**MATERIAL FOR THE TASK**
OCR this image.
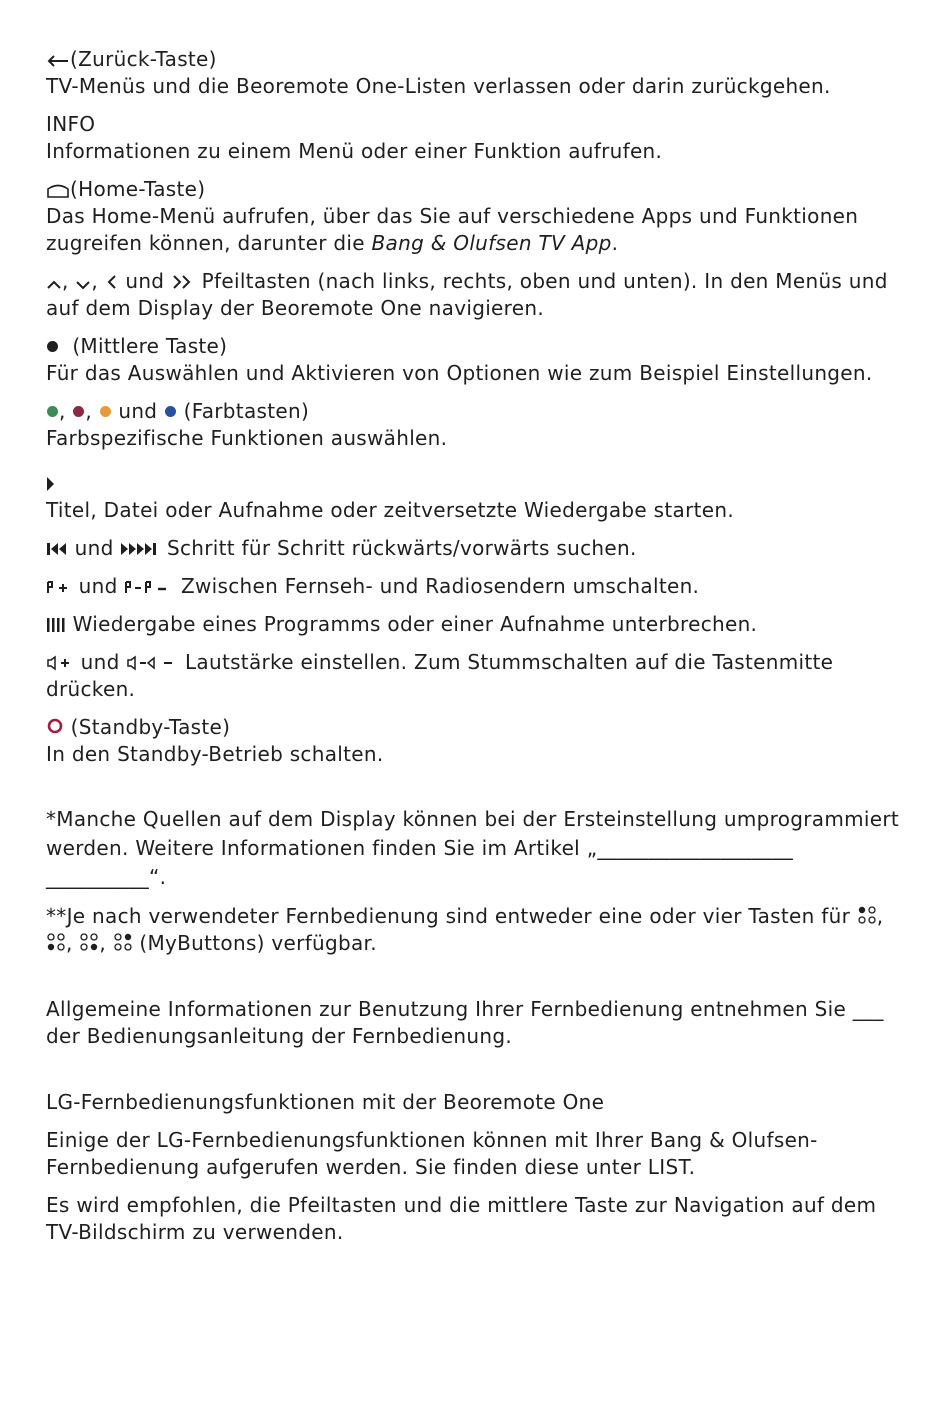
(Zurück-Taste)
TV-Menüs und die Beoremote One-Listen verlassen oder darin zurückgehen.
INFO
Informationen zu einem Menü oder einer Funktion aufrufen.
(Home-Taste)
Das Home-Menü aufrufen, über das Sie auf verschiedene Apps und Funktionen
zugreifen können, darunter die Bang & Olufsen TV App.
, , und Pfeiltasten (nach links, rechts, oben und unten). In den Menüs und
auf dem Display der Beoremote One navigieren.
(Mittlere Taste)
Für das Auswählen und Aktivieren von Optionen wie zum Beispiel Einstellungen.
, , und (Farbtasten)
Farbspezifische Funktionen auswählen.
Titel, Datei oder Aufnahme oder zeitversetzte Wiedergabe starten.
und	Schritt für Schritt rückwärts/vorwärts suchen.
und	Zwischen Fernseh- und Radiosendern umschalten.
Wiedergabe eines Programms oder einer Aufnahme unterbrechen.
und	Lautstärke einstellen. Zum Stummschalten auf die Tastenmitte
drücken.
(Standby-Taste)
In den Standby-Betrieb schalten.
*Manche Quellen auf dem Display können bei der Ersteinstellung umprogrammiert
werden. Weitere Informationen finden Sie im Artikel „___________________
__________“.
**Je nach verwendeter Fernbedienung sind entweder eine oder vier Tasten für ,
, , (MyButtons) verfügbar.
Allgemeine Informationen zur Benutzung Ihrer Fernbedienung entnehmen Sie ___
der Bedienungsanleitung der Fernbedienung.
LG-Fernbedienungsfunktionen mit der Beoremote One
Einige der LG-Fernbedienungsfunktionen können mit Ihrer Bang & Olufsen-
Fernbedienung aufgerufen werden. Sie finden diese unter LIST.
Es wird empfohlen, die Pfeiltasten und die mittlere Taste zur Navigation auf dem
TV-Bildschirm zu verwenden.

* * *

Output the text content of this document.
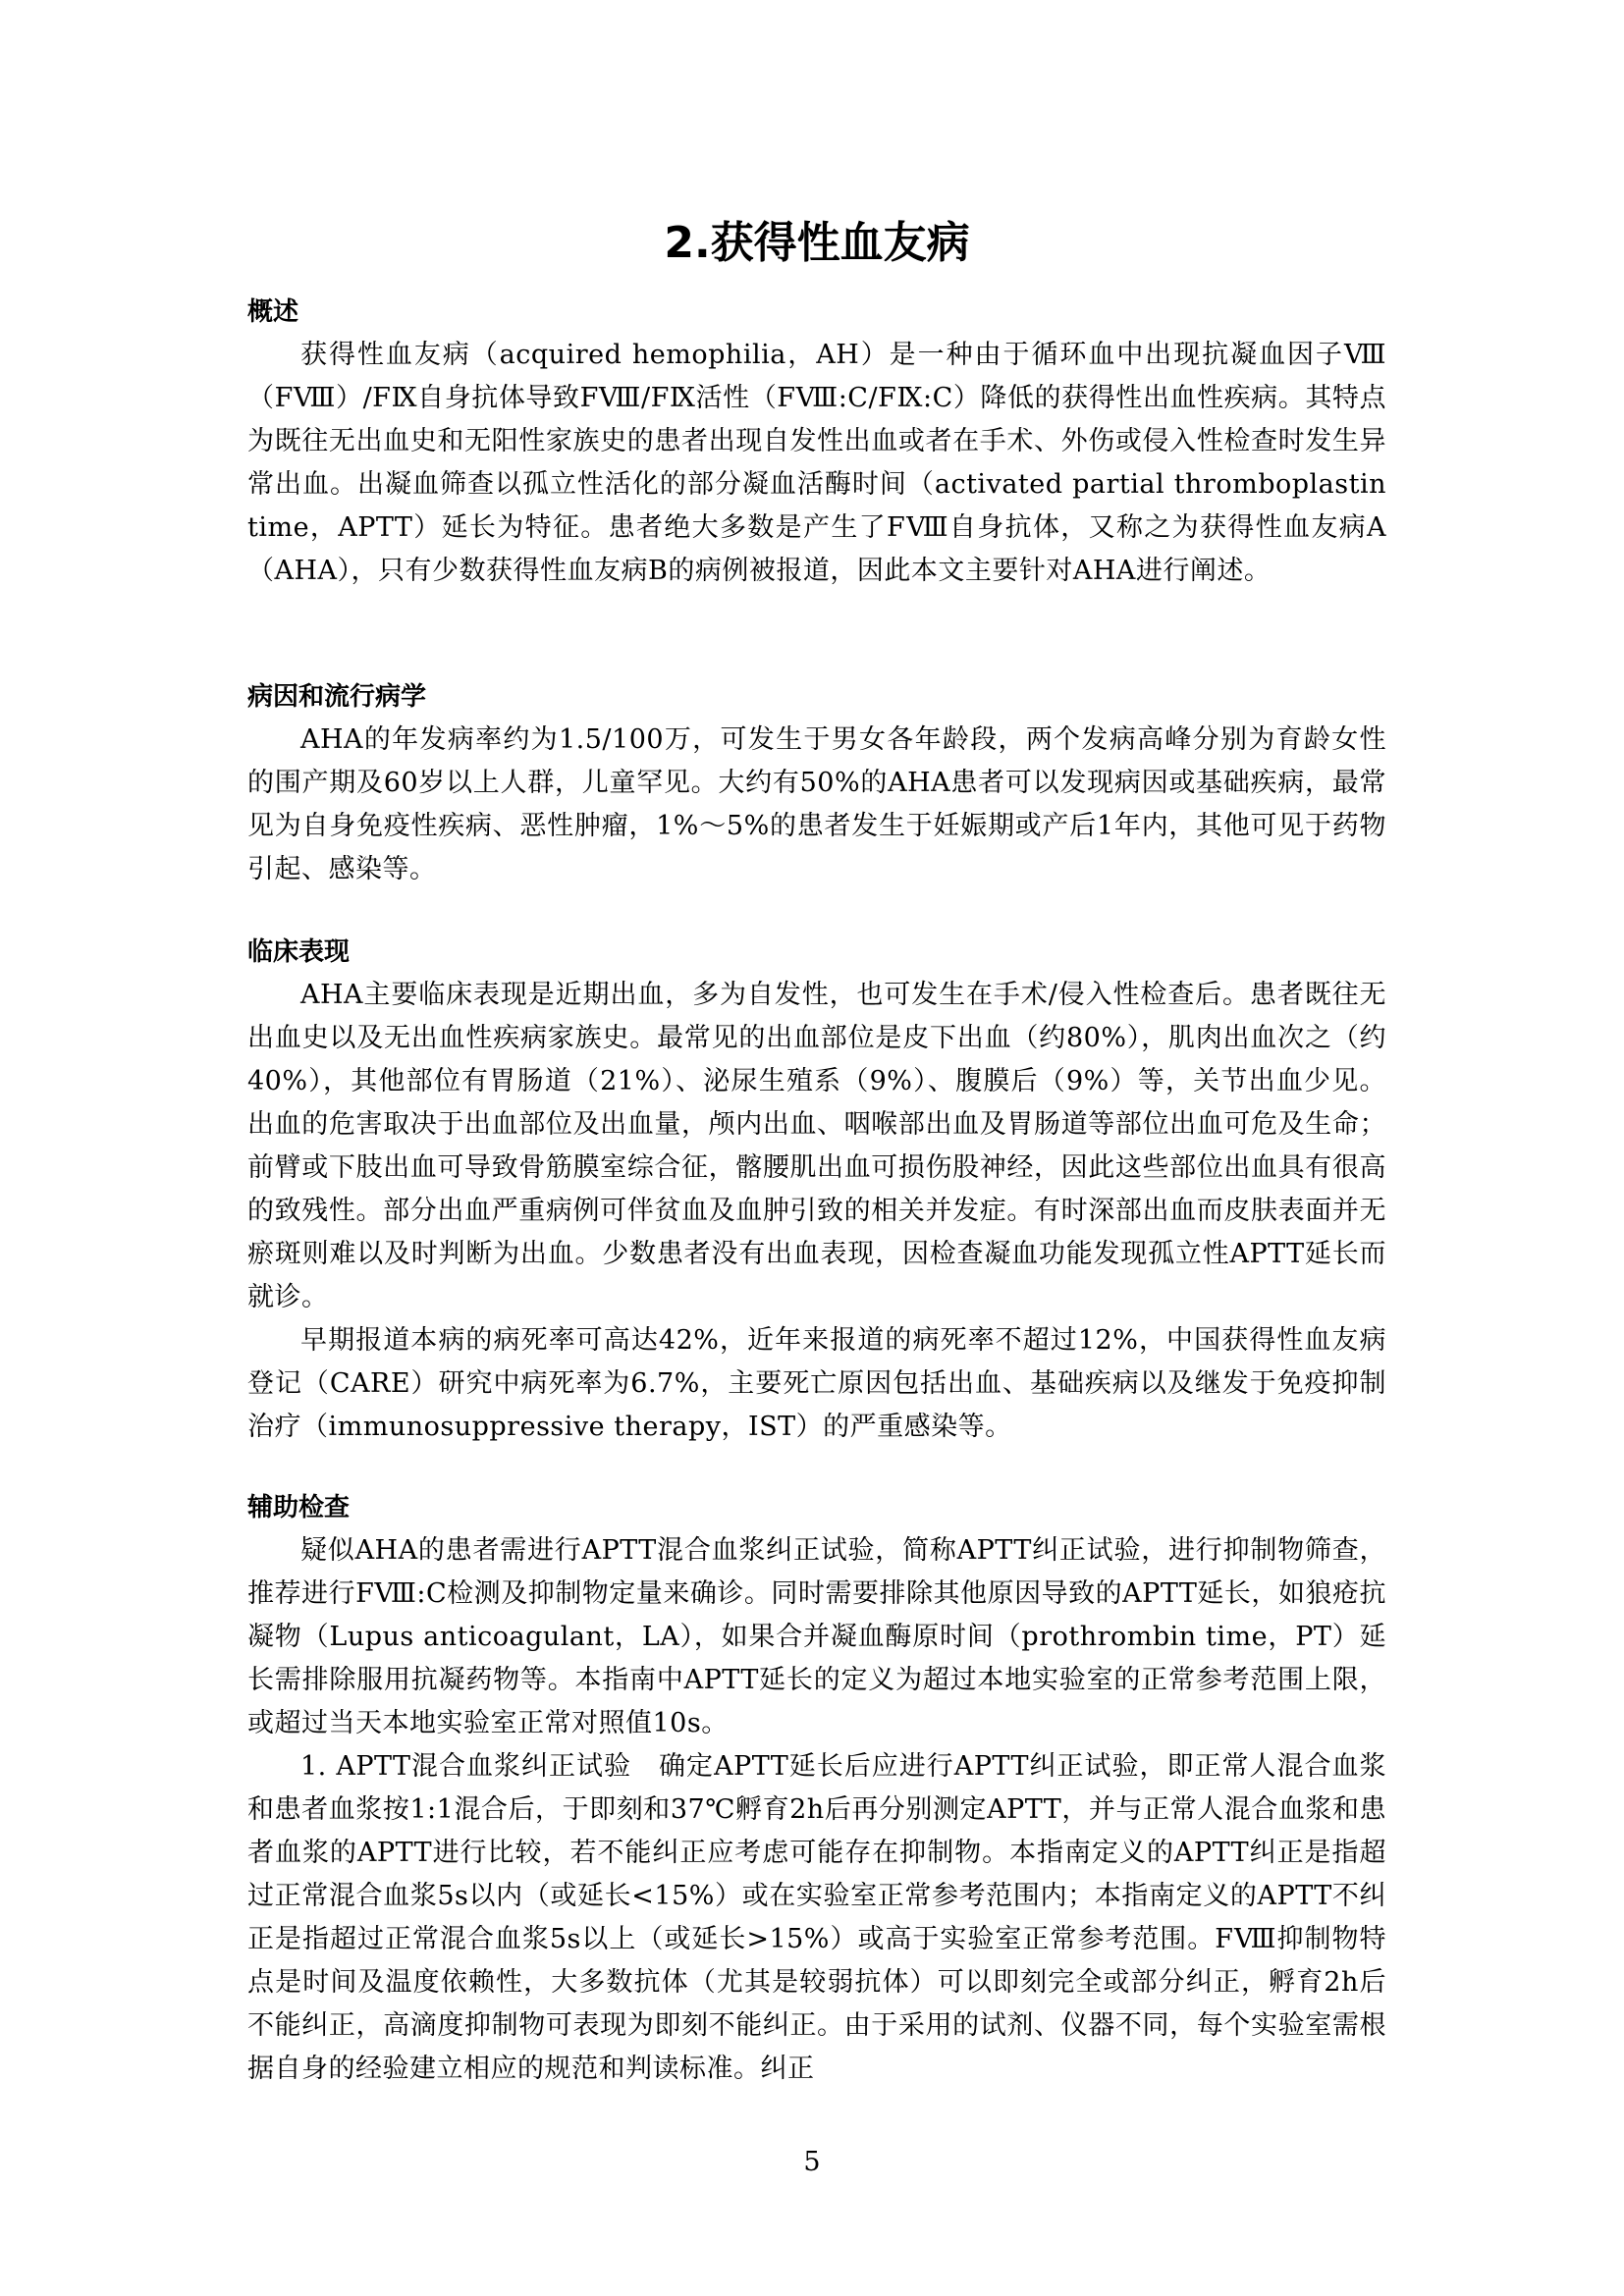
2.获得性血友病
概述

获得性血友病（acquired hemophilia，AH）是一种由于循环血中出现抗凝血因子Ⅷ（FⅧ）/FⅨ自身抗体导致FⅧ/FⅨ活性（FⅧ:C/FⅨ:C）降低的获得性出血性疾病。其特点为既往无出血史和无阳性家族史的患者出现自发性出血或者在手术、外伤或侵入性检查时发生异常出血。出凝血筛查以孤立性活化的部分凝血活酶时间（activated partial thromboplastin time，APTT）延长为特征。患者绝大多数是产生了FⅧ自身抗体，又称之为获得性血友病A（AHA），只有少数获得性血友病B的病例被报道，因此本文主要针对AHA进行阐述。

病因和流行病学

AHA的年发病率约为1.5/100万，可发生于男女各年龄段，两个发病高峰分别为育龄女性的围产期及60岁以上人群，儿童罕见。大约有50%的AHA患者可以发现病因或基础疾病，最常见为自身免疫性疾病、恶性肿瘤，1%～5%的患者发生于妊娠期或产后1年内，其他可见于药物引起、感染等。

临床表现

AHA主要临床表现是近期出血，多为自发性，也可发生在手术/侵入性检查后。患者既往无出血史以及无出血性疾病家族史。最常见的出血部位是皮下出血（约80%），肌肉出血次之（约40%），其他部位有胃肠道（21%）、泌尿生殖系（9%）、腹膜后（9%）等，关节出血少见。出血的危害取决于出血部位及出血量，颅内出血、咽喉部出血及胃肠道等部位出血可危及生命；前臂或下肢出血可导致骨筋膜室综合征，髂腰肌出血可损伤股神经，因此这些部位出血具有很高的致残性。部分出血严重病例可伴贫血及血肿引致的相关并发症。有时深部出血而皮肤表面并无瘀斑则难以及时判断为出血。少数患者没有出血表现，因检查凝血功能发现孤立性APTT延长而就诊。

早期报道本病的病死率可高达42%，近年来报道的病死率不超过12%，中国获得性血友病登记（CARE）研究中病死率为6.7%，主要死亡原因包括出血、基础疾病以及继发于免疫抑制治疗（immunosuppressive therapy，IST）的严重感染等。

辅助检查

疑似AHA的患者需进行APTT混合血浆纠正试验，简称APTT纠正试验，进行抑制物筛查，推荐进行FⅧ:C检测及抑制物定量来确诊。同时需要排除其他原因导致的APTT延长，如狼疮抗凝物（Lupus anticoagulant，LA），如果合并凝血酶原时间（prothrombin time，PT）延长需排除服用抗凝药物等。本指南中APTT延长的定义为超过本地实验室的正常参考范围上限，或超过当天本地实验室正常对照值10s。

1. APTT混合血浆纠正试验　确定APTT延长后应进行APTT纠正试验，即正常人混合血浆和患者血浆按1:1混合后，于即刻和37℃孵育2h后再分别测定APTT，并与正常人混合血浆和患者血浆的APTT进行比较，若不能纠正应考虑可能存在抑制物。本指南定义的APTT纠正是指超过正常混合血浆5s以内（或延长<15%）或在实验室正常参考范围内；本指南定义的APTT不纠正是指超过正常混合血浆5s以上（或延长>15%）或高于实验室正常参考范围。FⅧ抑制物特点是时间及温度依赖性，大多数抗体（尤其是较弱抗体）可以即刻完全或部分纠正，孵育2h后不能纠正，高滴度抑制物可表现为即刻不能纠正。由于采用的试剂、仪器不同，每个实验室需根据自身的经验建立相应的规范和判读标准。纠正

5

**WHAT IS BEING ASKED**
Within the listing above, find every line containing the string "nach" and return it.

**ANSWER**
, , und Pfeiltasten (nach links, rechts, oben und unten). In den Menüs und
**Je nach verwendeter Fernbedienung sind entweder eine oder vier Tasten für ,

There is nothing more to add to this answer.